**TASK INPUT**
--------------------------------------------------
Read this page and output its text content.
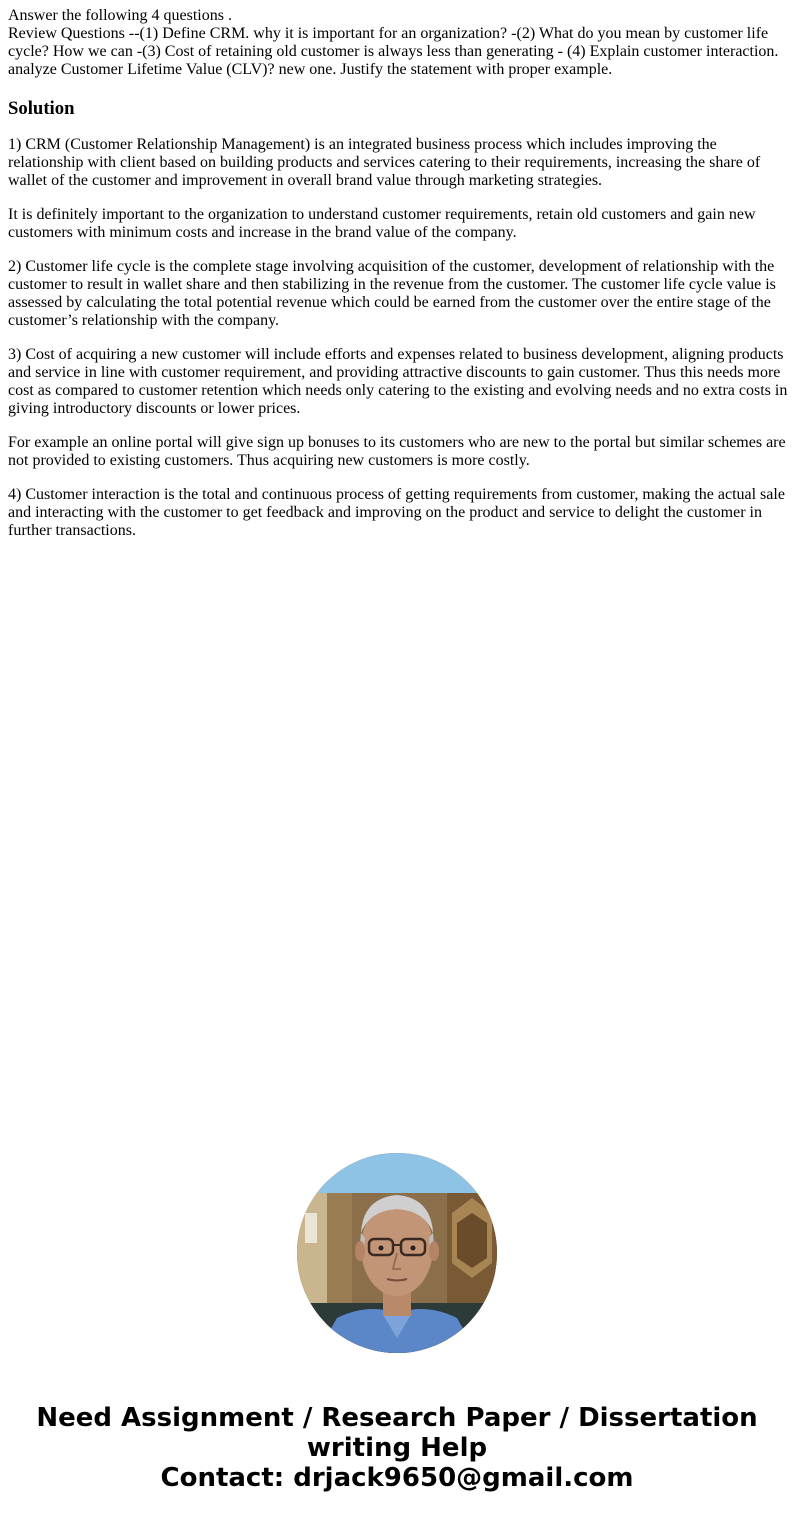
Answer the following 4 questions .

Review Questions --(1) Define CRM. why it is important for an organization? -(2) What do you mean by customer life cycle? How we can -(3) Cost of retaining old customer is always less than generating - (4) Explain customer interaction. analyze Customer Lifetime Value (CLV)? new one. Justify the statement with proper example.

Solution

1) CRM (Customer Relationship Management) is an integrated business process which includes improving the relationship with client based on building products and services catering to their requirements, increasing the share of wallet of the customer and improvement in overall brand value through marketing strategies.

It is definitely important to the organization to understand customer requirements, retain old customers and gain new customers with minimum costs and increase in the brand value of the company.

2) Customer life cycle is the complete stage involving acquisition of the customer, development of relationship with the customer to result in wallet share and then stabilizing in the revenue from the customer. The customer life cycle value is assessed by calculating the total potential revenue which could be earned from the customer over the entire stage of the customer’s relationship with the company.

3) Cost of acquiring a new customer will include efforts and expenses related to business development, aligning products and service in line with customer requirement, and providing attractive discounts to gain customer. Thus this needs more cost as compared to customer retention which needs only catering to the existing and evolving needs and no extra costs in giving introductory discounts or lower prices.

For example an online portal will give sign up bonuses to its customers who are new to the portal but similar schemes are not provided to existing customers. Thus acquiring new customers is more costly.

4) Customer interaction is the total and continuous process of getting requirements from customer, making the actual sale and interacting with the customer to get feedback and improving on the product and service to delight the customer in further transactions.

Need Assignment / Research Paper / Dissertation
writing Help
Contact: drjack9650@gmail.com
--------------------------------------------------
**SET PROBLEM**
From the listing, copy every line where the string "brand" appears.

**IN RESPONSE**
1) CRM (Customer Relationship Management) is an integrated business process which includes improving the relationship with client based on building products and services catering to their requirements, increasing the share of wallet of the customer and improvement in overall brand value through marketing strategies.
It is definitely important to the organization to understand customer requirements, retain old customers and gain new customers with minimum costs and increase in the brand value of the company.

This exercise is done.